# Exercise prompt
Pick out every line holding the string "three" and copy it.

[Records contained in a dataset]

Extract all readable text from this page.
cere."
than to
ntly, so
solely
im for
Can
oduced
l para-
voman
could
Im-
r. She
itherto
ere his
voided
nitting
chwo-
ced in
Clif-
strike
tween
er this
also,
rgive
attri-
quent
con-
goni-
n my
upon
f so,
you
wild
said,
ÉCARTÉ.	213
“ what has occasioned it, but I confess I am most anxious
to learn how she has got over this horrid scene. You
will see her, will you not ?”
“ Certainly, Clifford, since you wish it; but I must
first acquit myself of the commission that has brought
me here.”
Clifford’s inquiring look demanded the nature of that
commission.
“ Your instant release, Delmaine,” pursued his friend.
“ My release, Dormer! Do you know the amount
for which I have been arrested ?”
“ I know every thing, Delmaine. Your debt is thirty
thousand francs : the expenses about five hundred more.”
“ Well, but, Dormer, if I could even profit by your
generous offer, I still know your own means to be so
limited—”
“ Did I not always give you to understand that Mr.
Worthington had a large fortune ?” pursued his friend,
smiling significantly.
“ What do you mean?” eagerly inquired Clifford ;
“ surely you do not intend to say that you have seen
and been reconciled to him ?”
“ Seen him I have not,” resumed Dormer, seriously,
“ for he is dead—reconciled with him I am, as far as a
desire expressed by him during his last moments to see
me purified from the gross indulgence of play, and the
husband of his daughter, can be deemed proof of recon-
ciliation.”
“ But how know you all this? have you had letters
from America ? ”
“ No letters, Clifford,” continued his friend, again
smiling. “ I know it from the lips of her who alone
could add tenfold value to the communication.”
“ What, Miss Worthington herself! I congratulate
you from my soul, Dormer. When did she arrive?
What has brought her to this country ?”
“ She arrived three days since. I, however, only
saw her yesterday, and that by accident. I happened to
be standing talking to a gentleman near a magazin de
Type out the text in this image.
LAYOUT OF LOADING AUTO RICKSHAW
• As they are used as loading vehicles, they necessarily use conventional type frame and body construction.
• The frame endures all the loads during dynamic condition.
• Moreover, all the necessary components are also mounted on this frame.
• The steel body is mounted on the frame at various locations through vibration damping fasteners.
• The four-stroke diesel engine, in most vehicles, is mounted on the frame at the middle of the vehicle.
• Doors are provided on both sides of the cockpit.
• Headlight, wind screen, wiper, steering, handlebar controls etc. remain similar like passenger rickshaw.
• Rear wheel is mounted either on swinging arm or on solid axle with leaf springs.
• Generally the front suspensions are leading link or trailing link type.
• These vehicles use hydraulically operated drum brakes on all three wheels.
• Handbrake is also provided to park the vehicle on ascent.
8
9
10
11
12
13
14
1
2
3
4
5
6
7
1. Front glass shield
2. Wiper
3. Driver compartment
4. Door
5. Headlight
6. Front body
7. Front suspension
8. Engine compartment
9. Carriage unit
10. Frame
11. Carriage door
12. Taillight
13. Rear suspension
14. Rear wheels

# Exercise result
“ She arrived three days since. I, however, only
• These vehicles use hydraulically operated drum brakes on all three wheels.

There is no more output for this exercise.